Copy out every line exactly as given.

--- start of RECORDS FOR THIS TASK ---

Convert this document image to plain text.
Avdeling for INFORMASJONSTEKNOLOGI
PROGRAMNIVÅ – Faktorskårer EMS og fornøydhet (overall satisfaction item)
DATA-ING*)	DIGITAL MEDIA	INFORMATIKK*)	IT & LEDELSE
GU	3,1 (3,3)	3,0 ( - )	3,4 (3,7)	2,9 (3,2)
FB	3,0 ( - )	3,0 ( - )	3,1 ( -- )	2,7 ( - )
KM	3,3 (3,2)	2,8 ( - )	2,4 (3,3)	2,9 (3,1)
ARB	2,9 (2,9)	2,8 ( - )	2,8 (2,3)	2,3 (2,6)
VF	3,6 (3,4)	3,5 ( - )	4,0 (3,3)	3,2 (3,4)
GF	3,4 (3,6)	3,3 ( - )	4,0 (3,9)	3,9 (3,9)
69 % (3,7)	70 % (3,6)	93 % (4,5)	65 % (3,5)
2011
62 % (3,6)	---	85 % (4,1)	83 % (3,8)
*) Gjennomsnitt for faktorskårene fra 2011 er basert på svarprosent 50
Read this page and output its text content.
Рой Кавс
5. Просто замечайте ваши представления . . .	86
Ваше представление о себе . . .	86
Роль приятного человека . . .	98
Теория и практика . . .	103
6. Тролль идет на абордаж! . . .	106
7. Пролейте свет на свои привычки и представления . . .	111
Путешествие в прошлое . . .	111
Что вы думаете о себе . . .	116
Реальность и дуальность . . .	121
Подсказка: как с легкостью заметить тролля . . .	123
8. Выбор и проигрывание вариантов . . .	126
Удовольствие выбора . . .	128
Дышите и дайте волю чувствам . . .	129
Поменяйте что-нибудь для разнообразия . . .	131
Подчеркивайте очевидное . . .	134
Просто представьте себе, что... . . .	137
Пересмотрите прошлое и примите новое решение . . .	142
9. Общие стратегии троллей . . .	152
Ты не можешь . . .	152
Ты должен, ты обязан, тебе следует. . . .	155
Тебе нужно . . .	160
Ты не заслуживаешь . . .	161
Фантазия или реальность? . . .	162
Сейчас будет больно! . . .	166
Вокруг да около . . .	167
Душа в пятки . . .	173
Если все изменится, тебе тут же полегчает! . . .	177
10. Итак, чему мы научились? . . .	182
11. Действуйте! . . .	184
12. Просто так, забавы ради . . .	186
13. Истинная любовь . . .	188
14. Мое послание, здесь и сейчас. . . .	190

--- end of RECORDS FOR THIS TASK ---

• SOLUTION BELOW:
Convert this document image to plain text.
Avdeling for INFORMASJONSTEKNOLOGI
PROGRAMNIVÅ – Faktorskårer EMS og fornøydhet (overall satisfaction item)
DATA-ING*)	DIGITAL MEDIA	INFORMATIKK*)	IT & LEDELSE
GU	3,1 (3,3)	3,0 ( - )	3,4 (3,7)	2,9 (3,2)
FB	3,0 ( - )	3,0 ( - )	3,1 ( -- )	2,7 ( - )
KM	3,3 (3,2)	2,8 ( - )	2,4 (3,3)	2,9 (3,1)
ARB	2,9 (2,9)	2,8 ( - )	2,8 (2,3)	2,3 (2,6)
VF	3,6 (3,4)	3,5 ( - )	4,0 (3,3)	3,2 (3,4)
GF	3,4 (3,6)	3,3 ( - )	4,0 (3,9)	3,9 (3,9)
69 % (3,7)	70 % (3,6)	93 % (4,5)	65 % (3,5)
2011
62 % (3,6)	---	85 % (4,1)	83 % (3,8)
*) Gjennomsnitt for faktorskårene fra 2011 er basert på svarprosent 50
Read this page and output its text content.
Рой Кавс
5. Просто замечайте ваши представления . . .	86
Ваше представление о себе . . .	86
Роль приятного человека . . .	98
Теория и практика . . .	103
6. Тролль идет на абордаж! . . .	106
7. Пролейте свет на свои привычки и представления . . .	111
Путешествие в прошлое . . .	111
Что вы думаете о себе . . .	116
Реальность и дуальность . . .	121
Подсказка: как с легкостью заметить тролля . . .	123
8. Выбор и проигрывание вариантов . . .	126
Удовольствие выбора . . .	128
Дышите и дайте волю чувствам . . .	129
Поменяйте что-нибудь для разнообразия . . .	131
Подчеркивайте очевидное . . .	134
Просто представьте себе, что... . . .	137
Пересмотрите прошлое и примите новое решение . . .	142
9. Общие стратегии троллей . . .	152
Ты не можешь . . .	152
Ты должен, ты обязан, тебе следует. . . .	155
Тебе нужно . . .	160
Ты не заслуживаешь . . .	161
Фантазия или реальность? . . .	162
Сейчас будет больно! . . .	166
Вокруг да около . . .	167
Душа в пятки . . .	173
Если все изменится, тебе тут же полегчает! . . .	177
10. Итак, чему мы научились? . . .	182
11. Действуйте! . . .	184
12. Просто так, забавы ради . . .	186
13. Истинная любовь . . .	188
14. Мое послание, здесь и сейчас. . . .	190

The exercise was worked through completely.